#### Records for the task
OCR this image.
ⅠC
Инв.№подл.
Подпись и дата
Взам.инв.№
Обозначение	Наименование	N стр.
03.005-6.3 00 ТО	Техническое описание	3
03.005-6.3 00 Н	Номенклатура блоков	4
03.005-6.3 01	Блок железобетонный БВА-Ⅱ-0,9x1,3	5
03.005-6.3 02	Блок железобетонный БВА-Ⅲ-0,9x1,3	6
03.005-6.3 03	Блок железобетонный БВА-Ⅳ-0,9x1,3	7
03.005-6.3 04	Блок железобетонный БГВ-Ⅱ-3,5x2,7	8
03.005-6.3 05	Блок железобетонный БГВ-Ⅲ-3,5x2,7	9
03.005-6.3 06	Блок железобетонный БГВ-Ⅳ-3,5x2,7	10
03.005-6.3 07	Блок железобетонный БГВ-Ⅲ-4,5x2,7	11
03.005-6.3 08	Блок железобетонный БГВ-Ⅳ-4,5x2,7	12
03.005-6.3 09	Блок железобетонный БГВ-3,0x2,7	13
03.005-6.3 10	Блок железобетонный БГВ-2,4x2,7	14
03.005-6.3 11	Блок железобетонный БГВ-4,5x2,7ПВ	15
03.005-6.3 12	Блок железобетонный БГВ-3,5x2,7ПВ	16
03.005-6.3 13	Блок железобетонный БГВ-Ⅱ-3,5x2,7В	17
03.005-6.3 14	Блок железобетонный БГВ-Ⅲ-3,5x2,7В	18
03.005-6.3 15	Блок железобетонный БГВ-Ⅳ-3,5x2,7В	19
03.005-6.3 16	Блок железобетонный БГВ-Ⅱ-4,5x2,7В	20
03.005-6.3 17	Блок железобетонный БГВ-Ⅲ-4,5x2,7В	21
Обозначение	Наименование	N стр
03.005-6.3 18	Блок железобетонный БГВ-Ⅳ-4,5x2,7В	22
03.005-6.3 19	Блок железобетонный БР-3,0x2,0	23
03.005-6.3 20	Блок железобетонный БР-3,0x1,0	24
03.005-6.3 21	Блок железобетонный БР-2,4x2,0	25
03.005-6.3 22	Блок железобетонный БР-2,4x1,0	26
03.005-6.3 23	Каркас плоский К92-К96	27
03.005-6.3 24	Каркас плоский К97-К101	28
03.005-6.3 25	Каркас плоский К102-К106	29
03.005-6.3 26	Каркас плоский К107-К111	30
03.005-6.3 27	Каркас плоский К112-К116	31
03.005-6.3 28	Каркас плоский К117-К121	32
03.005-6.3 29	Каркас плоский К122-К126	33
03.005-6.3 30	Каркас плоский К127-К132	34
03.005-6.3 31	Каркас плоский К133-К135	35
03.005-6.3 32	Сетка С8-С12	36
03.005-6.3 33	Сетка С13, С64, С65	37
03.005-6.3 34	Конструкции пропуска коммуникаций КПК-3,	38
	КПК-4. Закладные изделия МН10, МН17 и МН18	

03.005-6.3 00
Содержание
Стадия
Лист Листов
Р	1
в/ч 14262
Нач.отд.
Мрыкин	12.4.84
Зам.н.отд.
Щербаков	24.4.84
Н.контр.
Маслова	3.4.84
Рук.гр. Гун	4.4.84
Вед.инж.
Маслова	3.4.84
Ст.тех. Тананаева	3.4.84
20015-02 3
########
#### Records for the task
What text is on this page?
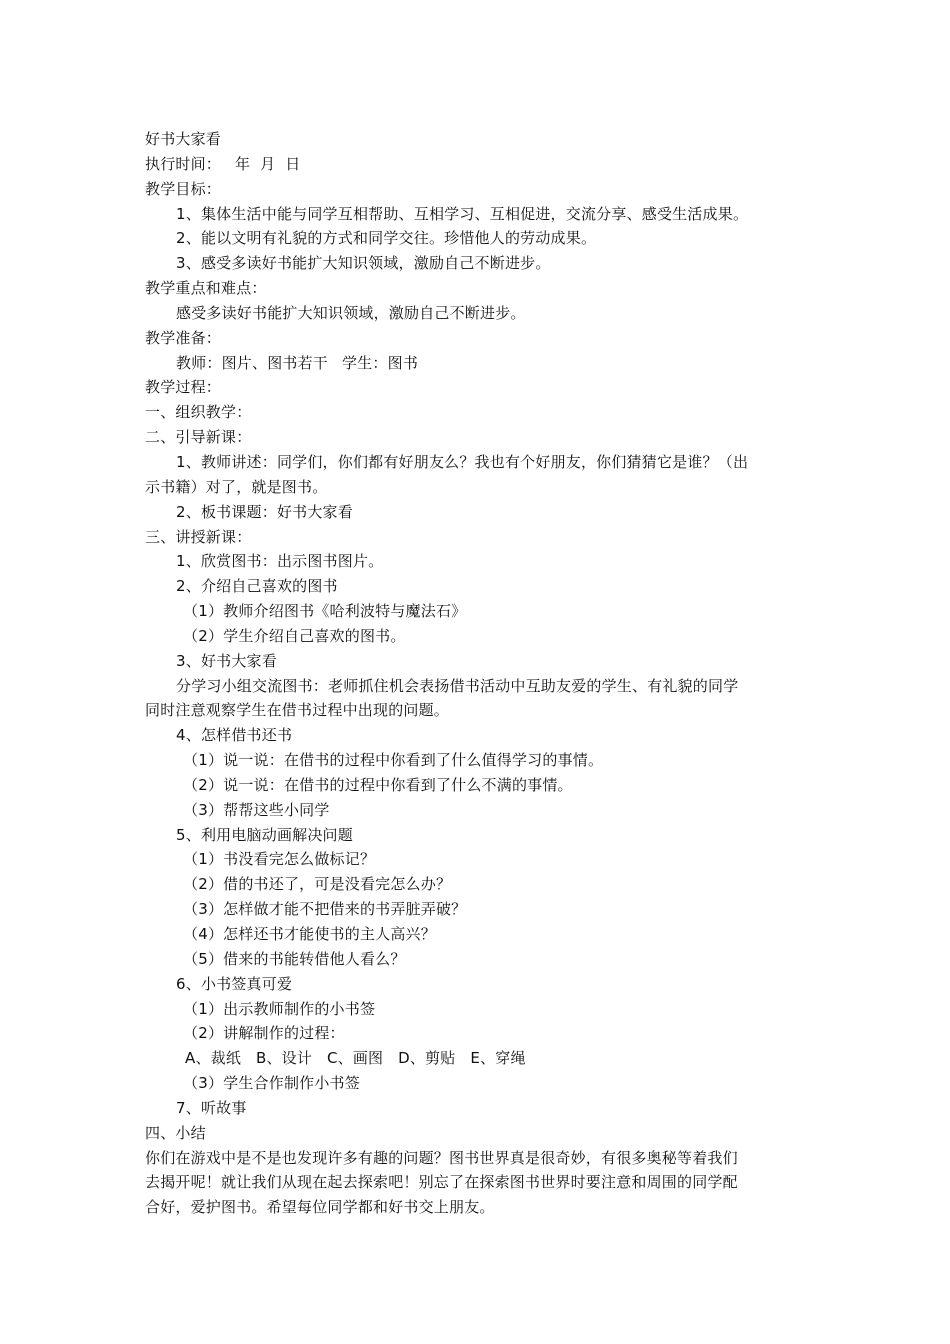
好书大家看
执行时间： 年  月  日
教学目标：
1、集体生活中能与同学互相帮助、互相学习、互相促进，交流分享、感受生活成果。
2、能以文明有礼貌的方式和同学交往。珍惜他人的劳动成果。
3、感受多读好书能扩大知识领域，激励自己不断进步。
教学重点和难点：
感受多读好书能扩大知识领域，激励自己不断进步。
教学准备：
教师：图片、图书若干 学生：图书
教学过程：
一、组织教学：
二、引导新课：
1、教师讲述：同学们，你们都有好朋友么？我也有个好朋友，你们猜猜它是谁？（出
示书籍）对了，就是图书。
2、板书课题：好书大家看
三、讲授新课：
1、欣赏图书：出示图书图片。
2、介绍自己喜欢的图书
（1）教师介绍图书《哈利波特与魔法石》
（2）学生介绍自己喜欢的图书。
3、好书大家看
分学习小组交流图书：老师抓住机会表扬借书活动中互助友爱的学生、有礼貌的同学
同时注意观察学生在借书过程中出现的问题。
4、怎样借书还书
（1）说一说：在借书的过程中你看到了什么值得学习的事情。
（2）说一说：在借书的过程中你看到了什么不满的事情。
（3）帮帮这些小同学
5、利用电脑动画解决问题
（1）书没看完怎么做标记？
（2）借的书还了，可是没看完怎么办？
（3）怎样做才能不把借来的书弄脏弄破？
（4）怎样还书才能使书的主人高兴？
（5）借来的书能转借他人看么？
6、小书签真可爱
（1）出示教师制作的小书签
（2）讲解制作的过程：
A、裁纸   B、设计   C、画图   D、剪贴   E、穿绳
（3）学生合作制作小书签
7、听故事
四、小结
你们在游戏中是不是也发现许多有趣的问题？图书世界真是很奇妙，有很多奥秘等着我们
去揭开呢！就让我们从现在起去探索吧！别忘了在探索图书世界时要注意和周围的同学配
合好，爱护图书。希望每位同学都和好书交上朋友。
########
Written instruction: Select the lines that carry the string "плоский" and copy them.

Task answer:
03.005-6.3 23	Каркас плоский К92-К96	27
03.005-6.3 24	Каркас плоский К97-К101	28
03.005-6.3 25	Каркас плоский К102-К106	29
03.005-6.3 26	Каркас плоский К107-К111	30
03.005-6.3 27	Каркас плоский К112-К116	31
03.005-6.3 28	Каркас плоский К117-К121	32
03.005-6.3 29	Каркас плоский К122-К126	33
03.005-6.3 30	Каркас плоский К127-К132	34
03.005-6.3 31	Каркас плоский К133-К135	35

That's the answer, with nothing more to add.